TASK TO CARRY OUT:
Extract every line that includes the string "page".

DATA SUPPLIED:
★ ★ ★
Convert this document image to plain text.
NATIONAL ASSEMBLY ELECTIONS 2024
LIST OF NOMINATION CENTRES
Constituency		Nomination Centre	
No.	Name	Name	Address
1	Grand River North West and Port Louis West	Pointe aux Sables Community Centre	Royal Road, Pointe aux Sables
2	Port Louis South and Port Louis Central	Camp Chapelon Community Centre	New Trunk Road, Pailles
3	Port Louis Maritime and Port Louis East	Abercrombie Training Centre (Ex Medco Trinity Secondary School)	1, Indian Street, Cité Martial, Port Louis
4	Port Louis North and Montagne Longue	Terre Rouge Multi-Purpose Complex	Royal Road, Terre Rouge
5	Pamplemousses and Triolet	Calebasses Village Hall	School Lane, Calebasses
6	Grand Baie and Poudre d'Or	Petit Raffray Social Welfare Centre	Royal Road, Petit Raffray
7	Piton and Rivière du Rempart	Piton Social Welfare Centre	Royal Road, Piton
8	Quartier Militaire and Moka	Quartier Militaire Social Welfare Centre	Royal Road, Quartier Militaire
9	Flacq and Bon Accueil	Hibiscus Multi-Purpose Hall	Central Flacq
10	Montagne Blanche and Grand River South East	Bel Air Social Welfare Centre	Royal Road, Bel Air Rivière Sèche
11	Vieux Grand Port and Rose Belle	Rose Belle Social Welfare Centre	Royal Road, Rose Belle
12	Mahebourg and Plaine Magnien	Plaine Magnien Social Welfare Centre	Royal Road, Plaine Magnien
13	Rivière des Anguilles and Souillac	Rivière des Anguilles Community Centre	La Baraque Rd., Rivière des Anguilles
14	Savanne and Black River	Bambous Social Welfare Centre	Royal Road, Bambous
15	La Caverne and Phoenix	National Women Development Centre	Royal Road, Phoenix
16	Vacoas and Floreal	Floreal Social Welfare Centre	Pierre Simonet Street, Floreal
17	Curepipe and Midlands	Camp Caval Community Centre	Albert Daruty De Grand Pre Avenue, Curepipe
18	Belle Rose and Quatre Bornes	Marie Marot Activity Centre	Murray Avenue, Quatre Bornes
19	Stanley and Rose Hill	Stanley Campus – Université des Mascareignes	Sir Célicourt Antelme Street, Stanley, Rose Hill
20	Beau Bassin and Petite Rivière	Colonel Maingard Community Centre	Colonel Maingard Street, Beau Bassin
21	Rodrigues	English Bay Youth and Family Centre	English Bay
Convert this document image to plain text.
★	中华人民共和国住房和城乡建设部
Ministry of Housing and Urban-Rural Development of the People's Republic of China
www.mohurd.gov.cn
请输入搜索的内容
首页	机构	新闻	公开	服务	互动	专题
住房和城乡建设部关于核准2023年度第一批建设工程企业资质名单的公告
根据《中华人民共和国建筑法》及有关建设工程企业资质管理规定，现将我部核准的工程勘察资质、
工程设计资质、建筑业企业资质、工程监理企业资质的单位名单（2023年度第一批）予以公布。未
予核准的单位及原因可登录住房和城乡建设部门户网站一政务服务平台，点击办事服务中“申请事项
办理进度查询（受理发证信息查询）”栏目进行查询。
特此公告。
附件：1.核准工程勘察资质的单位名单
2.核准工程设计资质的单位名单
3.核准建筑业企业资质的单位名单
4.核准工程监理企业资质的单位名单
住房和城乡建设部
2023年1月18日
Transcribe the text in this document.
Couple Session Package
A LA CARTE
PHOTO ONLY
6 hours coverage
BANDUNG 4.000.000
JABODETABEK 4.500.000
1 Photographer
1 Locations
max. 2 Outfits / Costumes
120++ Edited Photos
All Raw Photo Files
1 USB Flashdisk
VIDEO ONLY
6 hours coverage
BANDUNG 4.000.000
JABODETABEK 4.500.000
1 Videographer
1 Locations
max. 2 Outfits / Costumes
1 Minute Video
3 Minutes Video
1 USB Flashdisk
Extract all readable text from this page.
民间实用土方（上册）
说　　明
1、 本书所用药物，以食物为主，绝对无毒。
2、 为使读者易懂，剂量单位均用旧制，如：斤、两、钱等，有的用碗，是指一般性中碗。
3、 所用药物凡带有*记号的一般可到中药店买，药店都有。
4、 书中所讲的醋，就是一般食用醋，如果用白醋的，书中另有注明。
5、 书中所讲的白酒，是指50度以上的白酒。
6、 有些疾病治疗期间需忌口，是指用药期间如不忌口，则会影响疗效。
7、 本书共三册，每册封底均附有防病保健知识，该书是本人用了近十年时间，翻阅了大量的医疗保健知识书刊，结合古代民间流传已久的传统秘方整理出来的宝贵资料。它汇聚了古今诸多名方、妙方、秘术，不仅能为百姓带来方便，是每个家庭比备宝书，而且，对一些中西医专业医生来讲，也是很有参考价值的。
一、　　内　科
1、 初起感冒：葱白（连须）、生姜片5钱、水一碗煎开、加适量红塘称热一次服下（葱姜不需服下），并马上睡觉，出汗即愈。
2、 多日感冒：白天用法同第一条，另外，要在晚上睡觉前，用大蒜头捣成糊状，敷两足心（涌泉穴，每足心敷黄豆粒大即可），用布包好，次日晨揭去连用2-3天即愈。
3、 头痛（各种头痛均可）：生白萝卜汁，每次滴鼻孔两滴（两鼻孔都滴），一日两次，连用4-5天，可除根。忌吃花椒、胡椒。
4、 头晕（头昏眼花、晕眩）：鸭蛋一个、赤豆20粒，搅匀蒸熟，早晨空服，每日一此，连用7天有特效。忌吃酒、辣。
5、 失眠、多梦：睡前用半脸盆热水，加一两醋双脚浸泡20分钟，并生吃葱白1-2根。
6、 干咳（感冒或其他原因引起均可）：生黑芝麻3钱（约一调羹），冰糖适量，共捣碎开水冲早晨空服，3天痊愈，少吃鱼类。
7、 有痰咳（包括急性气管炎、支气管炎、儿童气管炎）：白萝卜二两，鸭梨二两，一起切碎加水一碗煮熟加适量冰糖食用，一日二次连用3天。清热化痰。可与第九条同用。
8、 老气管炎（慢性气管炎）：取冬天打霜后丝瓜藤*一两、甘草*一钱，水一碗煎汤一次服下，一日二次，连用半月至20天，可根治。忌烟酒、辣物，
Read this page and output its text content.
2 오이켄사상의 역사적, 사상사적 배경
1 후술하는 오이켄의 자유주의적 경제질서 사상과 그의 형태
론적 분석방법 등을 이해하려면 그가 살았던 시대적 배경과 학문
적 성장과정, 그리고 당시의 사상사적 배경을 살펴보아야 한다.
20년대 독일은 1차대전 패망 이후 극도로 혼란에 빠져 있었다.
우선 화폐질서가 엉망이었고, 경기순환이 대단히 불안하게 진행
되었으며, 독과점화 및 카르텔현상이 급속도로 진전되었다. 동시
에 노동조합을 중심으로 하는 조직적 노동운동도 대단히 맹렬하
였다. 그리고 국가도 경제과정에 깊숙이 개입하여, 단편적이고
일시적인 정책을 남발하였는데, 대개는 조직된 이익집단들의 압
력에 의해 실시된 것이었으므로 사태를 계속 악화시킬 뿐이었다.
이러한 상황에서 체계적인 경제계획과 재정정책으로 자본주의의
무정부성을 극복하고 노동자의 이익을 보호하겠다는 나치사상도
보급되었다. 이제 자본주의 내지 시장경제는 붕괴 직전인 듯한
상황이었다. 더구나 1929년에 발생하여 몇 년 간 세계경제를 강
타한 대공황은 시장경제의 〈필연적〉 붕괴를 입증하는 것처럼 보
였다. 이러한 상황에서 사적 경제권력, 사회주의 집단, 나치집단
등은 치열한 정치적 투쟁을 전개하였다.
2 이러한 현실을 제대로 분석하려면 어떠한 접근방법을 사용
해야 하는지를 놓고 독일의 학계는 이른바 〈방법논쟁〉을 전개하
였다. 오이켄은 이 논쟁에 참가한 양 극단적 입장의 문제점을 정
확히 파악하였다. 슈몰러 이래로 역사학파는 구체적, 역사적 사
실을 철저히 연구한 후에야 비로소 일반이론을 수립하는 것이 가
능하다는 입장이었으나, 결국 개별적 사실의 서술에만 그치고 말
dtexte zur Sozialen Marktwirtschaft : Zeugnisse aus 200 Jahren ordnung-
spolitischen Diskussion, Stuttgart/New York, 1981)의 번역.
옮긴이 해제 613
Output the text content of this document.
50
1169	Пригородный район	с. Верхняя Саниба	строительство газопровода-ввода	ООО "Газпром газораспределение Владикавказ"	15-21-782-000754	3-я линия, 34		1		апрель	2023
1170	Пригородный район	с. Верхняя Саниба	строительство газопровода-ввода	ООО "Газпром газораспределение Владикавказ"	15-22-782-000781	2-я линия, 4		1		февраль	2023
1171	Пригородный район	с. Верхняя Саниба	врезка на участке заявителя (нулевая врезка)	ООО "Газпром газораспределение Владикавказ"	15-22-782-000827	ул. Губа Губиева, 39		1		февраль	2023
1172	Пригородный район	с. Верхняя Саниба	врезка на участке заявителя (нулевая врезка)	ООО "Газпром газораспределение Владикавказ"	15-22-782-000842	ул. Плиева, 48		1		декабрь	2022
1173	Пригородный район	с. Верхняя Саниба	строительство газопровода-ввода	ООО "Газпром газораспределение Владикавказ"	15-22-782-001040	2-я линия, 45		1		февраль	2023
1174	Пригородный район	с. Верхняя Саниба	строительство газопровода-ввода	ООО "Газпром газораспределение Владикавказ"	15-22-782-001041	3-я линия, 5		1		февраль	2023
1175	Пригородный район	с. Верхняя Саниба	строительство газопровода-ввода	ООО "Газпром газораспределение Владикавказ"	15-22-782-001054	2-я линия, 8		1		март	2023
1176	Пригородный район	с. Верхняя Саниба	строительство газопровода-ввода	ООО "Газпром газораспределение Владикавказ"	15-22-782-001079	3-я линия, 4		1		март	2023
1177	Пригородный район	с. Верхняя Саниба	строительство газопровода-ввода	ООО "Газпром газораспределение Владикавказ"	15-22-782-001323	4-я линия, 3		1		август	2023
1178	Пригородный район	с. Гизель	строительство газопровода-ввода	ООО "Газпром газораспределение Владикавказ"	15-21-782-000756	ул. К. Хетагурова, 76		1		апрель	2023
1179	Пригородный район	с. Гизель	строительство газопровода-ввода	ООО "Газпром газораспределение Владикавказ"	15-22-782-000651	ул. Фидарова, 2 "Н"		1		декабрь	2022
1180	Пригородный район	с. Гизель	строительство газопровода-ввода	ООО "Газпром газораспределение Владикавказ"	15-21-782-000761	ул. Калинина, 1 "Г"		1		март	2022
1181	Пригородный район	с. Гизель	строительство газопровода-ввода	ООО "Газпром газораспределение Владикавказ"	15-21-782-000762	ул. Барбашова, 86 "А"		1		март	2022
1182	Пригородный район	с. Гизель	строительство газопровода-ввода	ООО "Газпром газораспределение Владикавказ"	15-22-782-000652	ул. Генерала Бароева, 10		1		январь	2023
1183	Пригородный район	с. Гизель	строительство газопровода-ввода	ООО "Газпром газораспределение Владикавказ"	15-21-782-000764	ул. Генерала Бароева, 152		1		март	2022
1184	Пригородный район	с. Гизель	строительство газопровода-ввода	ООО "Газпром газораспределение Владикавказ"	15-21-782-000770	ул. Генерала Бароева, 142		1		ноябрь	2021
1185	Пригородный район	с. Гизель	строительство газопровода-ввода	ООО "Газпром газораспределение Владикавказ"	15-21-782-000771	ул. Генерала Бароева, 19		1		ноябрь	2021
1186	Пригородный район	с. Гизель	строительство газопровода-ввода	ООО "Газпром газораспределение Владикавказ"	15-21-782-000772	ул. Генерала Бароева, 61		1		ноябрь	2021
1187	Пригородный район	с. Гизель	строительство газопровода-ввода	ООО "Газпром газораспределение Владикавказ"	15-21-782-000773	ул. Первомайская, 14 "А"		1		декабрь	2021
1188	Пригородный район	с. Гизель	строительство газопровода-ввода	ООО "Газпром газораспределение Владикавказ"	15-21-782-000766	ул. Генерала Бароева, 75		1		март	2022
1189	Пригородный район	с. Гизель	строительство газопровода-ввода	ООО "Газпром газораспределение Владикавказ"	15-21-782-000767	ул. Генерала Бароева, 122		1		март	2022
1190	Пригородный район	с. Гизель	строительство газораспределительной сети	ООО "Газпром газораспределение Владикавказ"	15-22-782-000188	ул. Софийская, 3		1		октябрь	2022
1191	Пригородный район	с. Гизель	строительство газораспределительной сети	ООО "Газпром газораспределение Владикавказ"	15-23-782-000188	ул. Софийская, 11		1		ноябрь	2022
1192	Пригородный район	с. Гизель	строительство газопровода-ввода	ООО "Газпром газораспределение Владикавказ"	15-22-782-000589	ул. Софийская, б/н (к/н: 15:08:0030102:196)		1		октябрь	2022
★ ★ ★
EXPECTED ANSWER:
Extract all readable text from this page.
Read this page and output its text content.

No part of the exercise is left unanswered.